··· Data provided ···

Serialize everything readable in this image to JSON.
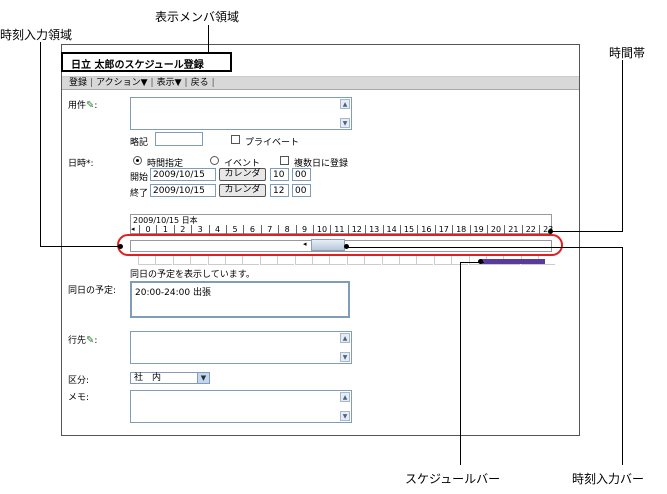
{
  "callouts": {
    "display_member_area": "表示メンバ領域",
    "time_input_area": "時刻入力領域",
    "time_band": "時間帯",
    "schedule_bar": "スケジュールバー",
    "time_input_bar": "時刻入力バー"
  },
  "window": {
    "title": "日立 太郎のスケジュール登録"
  },
  "toolbar": {
    "register": "登録",
    "action": "アクション▼",
    "view": "表示▼",
    "back": "戻る",
    "sep": "|"
  },
  "form": {
    "purpose_label": "用件",
    "abbrev_label": "略記",
    "private_label": "プライベート",
    "datetime_label": "日時*:",
    "time_specified_label": "時間指定",
    "event_label": "イベント",
    "multi_day_label": "複数日に登録",
    "start_label": "開始",
    "end_label": "終了",
    "start_date": "2009/10/15",
    "end_date": "2009/10/15",
    "calendar_button": "カレンダ",
    "start_hour": "10",
    "start_minute": "00",
    "end_hour": "12",
    "end_minute": "00",
    "timeline_header": "2009/10/15 日本",
    "hours": [
      "0",
      "1",
      "2",
      "3",
      "4",
      "5",
      "6",
      "7",
      "8",
      "9",
      "10",
      "11",
      "12",
      "13",
      "14",
      "15",
      "16",
      "17",
      "18",
      "19",
      "20",
      "21",
      "22",
      "23"
    ],
    "same_day_status": "同日の予定を表示しています。",
    "same_day_label": "同日の予定:",
    "same_day_entry": "20:00-24:00 出張",
    "destination_label": "行先",
    "category_label": "区分:",
    "category_value": "社　内",
    "memo_label": "メモ:"
  },
  "colors": {
    "highlight_oval": "#e02020",
    "schedule_bar": "#5a3a9a",
    "pen_icon": "#2a7a2a"
  }
}
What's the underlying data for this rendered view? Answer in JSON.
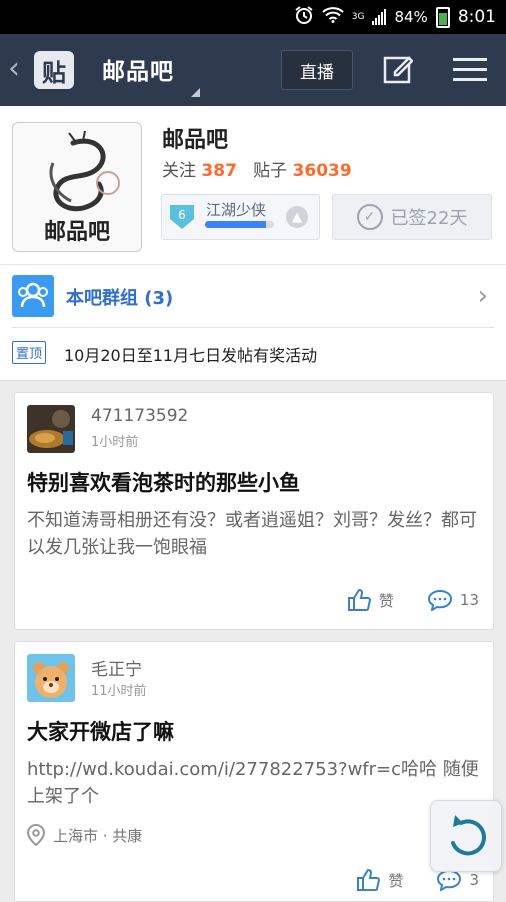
{
  "status_bar": {
    "signal_label": "3G",
    "battery": "84%",
    "time": "8:01"
  },
  "nav": {
    "back_glyph": "‹",
    "logo_char": "贴",
    "title": "邮品吧",
    "live_label": "直播"
  },
  "forum": {
    "name": "邮品吧",
    "follow_label": "关注",
    "follow_count": "387",
    "posts_label": "贴子",
    "posts_count": "36039",
    "avatar_text": "邮品吧",
    "level": {
      "number": "6",
      "title": "江湖少侠",
      "progress_pct": 88
    },
    "sign_label": "已签22天",
    "group_label": "本吧群组 (3)",
    "pinned": {
      "tag": "置顶",
      "text": "10月20日至11月七日发帖有奖活动"
    }
  },
  "posts": [
    {
      "user": "471173592",
      "time": "1小时前",
      "title": "特别喜欢看泡茶时的那些小鱼",
      "body": "不知道涛哥相册还有没？或者逍遥姐？刘哥？发丝？都可以发几张让我一饱眼福",
      "like_label": "赞",
      "comments": "13"
    },
    {
      "user": "毛正宁",
      "time": "11小时前",
      "title": "大家开微店了嘛",
      "body": "http://wd.koudai.com/i/277822753?wfr=c哈哈 随便上架了个",
      "location": "上海市 · 共康",
      "like_label": "赞",
      "comments": "3"
    }
  ],
  "colors": {
    "nav_bg": "#2e3a4e",
    "accent_orange": "#ff6a2c",
    "link_blue": "#2f6fcf"
  }
}
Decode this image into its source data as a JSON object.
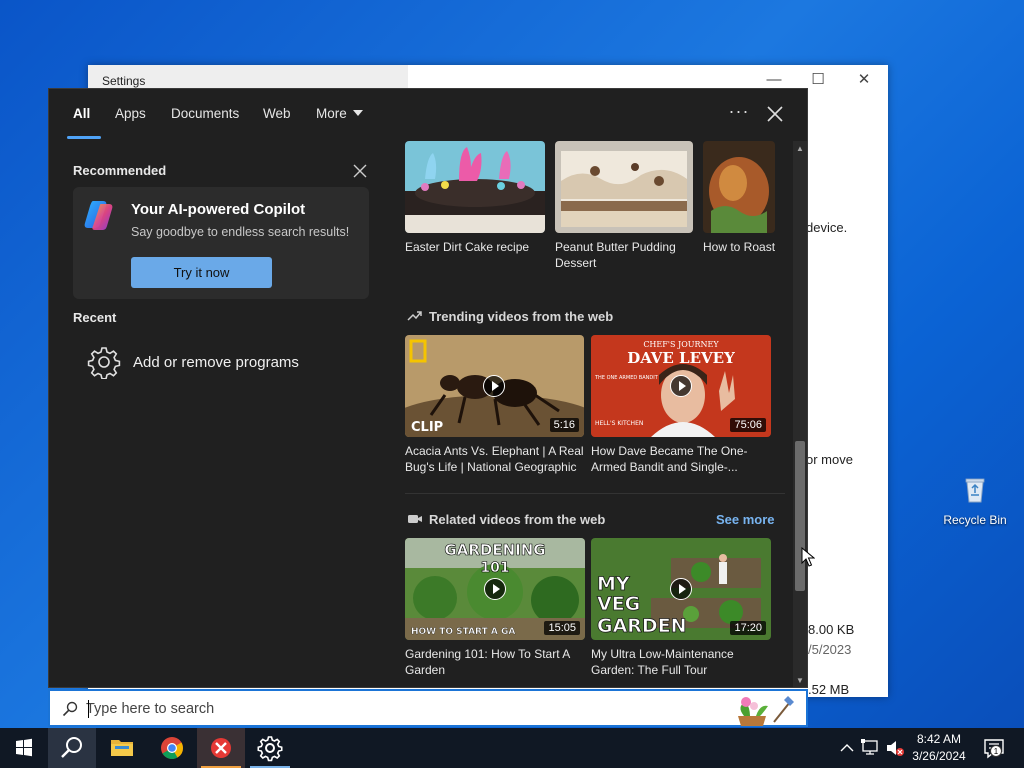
{
  "settings_window": {
    "title": "Settings",
    "text_device": "device.",
    "text_move": "or move",
    "text_size1": "8.00 KB",
    "text_date": "/5/2023",
    "text_size2": ".52 MB"
  },
  "desktop": {
    "recycle_bin": "Recycle Bin"
  },
  "search_panel": {
    "tabs": [
      {
        "label": "All",
        "active": true
      },
      {
        "label": "Apps"
      },
      {
        "label": "Documents"
      },
      {
        "label": "Web"
      },
      {
        "label": "More"
      }
    ],
    "recommended_label": "Recommended",
    "copilot": {
      "title": "Your AI-powered Copilot",
      "subtitle": "Say goodbye to endless search results!",
      "button": "Try it now"
    },
    "recent_label": "Recent",
    "recent_items": [
      {
        "label": "Add or remove programs",
        "icon": "gear-icon"
      }
    ],
    "recipes": [
      {
        "title": "Easter Dirt Cake recipe"
      },
      {
        "title": "Peanut Butter Pudding Dessert"
      },
      {
        "title": "How to Roast"
      }
    ],
    "trending": {
      "heading": "Trending videos from the web",
      "videos": [
        {
          "title": "Acacia Ants Vs. Elephant | A Real Bug's Life | National Geographic",
          "duration": "5:16",
          "overlay": "CLIP"
        },
        {
          "title": "How Dave Became The One-Armed Bandit and Single-...",
          "duration": "75:06",
          "overlay_top": "CHEF'S JOURNEY",
          "overlay_name": "DAVE LEVEY",
          "overlay_small": "THE ONE ARMED BANDIT",
          "overlay_bottom": "HELL'S KITCHEN"
        }
      ]
    },
    "related": {
      "heading": "Related videos from the web",
      "see_more": "See more",
      "videos": [
        {
          "title": "Gardening 101: How To Start A Garden",
          "duration": "15:05",
          "overlay_top": "GARDENING",
          "overlay_num": "101",
          "overlay_bottom": "HOW TO START A GA"
        },
        {
          "title": "My Ultra Low-Maintenance Garden: The Full Tour",
          "duration": "17:20",
          "overlay_line1": "MY",
          "overlay_line2": "VEG",
          "overlay_line3": "GARDEN"
        }
      ]
    },
    "search_placeholder": "Type here to search"
  },
  "taskbar": {
    "time": "8:42 AM",
    "date": "3/26/2024",
    "notification_count": "1"
  },
  "colors": {
    "accent": "#4fa3f7",
    "panel_bg": "#202020",
    "taskbar_bg": "#101824"
  }
}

···

Stated exercise: Read the entries above, then pull out the lines that include "videos".

Task answer:
      "heading": "Trending videos from the web",
      "videos": [
      "heading": "Related videos from the web",
      "videos": [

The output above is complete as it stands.